- Exercise task -
Pull every line holding the string "стрілки" from the records below.

- Task inputs -
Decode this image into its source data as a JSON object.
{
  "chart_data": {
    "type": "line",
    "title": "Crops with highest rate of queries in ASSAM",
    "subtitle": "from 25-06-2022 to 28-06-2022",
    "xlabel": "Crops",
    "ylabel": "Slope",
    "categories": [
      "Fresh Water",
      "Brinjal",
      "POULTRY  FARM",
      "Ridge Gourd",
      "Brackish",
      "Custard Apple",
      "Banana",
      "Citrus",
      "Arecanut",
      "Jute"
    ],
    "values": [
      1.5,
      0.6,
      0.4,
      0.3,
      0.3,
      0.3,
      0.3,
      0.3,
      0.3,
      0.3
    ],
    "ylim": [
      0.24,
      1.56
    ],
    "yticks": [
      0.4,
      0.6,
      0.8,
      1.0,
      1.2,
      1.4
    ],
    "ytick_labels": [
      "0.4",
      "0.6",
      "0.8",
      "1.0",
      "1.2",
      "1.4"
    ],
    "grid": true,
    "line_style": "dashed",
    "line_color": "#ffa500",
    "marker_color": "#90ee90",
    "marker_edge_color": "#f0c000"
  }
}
* * *
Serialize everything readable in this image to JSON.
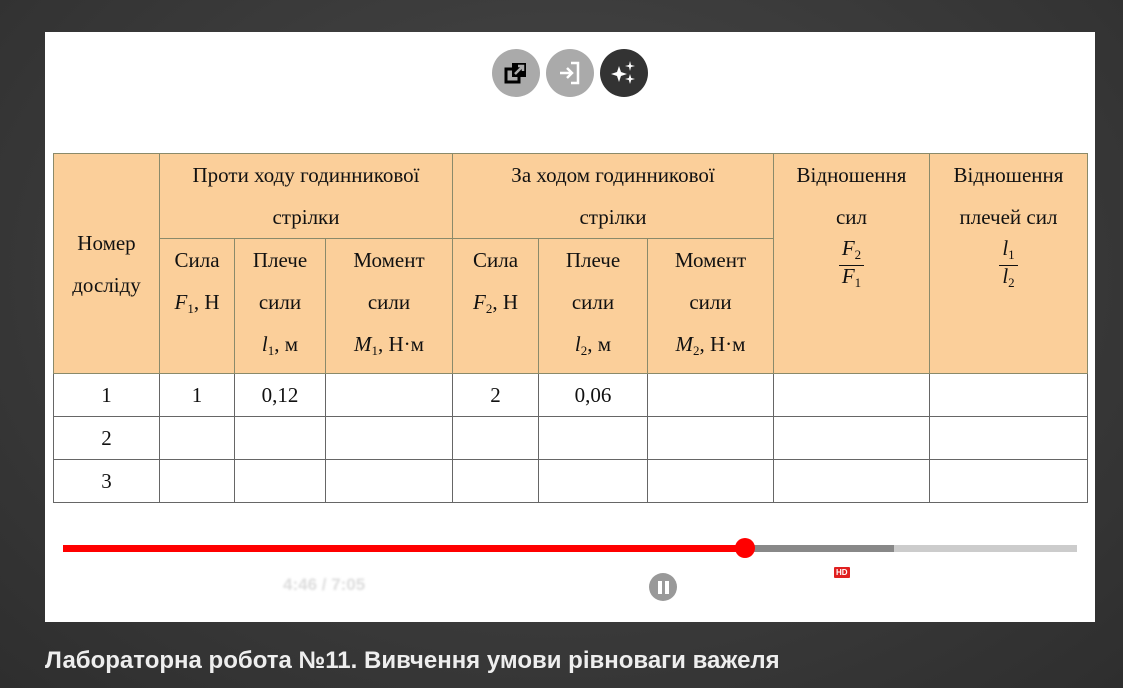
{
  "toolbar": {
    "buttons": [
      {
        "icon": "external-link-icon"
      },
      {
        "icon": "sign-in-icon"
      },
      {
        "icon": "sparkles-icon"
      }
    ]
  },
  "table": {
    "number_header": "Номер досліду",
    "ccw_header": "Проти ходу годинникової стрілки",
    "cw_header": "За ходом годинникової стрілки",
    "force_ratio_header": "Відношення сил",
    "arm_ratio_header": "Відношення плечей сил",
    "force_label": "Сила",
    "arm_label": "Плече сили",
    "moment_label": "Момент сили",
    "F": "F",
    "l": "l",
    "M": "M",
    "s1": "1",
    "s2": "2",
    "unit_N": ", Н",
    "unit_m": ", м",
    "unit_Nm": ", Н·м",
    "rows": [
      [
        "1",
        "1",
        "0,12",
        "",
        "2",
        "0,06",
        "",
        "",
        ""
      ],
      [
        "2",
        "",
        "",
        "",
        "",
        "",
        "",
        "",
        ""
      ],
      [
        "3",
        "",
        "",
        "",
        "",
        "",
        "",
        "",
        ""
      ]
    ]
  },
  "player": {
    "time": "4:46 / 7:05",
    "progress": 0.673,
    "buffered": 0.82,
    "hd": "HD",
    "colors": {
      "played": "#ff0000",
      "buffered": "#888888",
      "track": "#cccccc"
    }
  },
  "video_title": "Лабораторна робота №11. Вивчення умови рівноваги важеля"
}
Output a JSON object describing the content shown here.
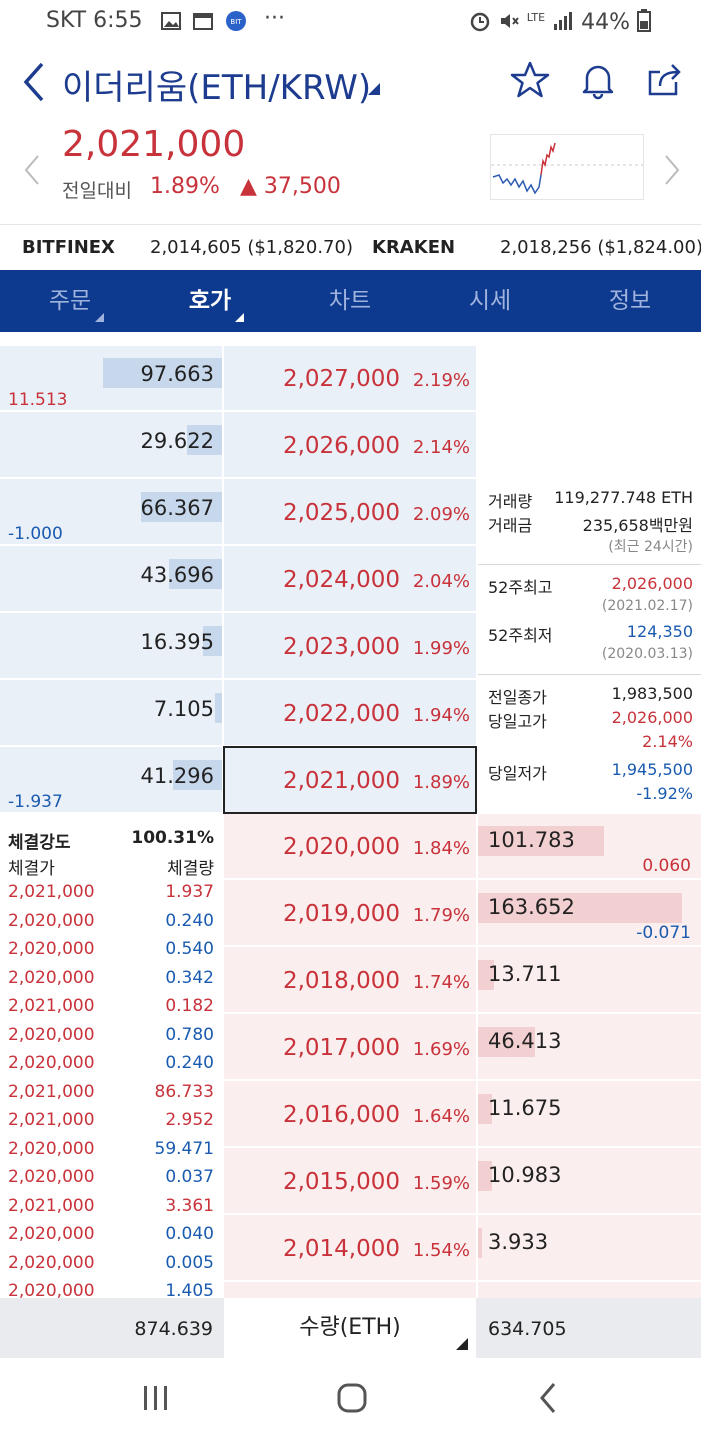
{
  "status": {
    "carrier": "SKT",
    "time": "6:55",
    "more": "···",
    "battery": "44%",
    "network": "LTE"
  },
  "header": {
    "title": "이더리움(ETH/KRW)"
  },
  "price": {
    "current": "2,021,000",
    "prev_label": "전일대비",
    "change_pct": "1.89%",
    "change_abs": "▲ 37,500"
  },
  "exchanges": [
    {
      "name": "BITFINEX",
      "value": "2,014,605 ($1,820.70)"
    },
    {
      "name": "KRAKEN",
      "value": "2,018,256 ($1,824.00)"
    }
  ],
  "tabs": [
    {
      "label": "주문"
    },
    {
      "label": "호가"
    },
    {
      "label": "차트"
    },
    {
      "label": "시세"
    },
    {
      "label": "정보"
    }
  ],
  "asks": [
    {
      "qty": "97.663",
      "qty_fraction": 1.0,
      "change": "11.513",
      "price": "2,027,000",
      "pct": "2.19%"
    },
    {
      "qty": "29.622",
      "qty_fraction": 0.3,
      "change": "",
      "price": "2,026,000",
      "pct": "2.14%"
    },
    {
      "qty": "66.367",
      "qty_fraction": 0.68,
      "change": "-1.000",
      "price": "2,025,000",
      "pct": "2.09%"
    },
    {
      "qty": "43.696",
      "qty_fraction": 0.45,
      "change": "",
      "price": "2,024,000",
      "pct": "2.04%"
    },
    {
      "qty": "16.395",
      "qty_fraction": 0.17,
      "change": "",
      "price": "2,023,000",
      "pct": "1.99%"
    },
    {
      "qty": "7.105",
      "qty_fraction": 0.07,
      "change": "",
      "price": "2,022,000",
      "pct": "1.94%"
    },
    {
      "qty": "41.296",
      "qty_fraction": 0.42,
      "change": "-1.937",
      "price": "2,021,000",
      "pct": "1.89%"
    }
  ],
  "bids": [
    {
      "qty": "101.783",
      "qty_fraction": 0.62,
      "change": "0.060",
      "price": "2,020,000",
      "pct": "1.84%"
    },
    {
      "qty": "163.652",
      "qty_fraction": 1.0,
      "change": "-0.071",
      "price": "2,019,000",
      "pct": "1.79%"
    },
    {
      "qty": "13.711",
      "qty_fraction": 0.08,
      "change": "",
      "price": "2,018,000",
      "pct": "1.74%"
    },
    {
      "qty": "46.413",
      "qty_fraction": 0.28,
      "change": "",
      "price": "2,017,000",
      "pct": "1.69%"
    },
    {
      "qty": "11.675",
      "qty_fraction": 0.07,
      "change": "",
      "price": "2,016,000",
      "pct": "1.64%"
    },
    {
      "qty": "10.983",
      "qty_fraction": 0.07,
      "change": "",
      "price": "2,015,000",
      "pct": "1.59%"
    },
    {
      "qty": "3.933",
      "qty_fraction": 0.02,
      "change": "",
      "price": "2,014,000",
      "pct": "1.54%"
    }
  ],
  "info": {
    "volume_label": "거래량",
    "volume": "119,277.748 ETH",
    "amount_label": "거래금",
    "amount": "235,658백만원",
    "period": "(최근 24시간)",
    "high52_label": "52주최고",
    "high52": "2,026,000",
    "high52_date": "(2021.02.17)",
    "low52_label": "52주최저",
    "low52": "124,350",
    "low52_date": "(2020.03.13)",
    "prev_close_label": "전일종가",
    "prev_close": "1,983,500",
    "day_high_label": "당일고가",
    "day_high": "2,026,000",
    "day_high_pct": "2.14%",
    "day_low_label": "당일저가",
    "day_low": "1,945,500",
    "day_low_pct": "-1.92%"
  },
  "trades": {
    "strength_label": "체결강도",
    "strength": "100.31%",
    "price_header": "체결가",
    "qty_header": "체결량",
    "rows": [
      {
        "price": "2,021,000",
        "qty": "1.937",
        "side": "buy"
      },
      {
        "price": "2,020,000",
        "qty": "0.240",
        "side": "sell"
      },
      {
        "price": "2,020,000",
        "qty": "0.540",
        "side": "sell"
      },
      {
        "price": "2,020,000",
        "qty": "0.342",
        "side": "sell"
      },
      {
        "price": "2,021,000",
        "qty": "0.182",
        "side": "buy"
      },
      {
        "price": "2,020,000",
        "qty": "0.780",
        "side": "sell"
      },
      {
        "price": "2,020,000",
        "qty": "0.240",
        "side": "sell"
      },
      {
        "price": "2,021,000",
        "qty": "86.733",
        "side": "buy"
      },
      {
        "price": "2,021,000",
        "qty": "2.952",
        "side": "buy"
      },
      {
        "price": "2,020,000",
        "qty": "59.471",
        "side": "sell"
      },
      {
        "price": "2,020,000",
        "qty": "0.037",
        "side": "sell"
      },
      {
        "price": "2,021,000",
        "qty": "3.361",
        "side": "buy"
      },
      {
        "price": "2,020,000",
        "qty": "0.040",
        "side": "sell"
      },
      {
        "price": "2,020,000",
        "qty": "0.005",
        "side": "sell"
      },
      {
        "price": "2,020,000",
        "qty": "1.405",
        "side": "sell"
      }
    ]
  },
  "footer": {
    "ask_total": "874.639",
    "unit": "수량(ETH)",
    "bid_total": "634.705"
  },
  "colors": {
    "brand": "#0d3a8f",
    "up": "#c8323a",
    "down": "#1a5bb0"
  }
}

- Solution to this exercise -
    "ccw_header": "Проти ходу годинникової стрілки",
    "cw_header": "За ходом годинникової стрілки",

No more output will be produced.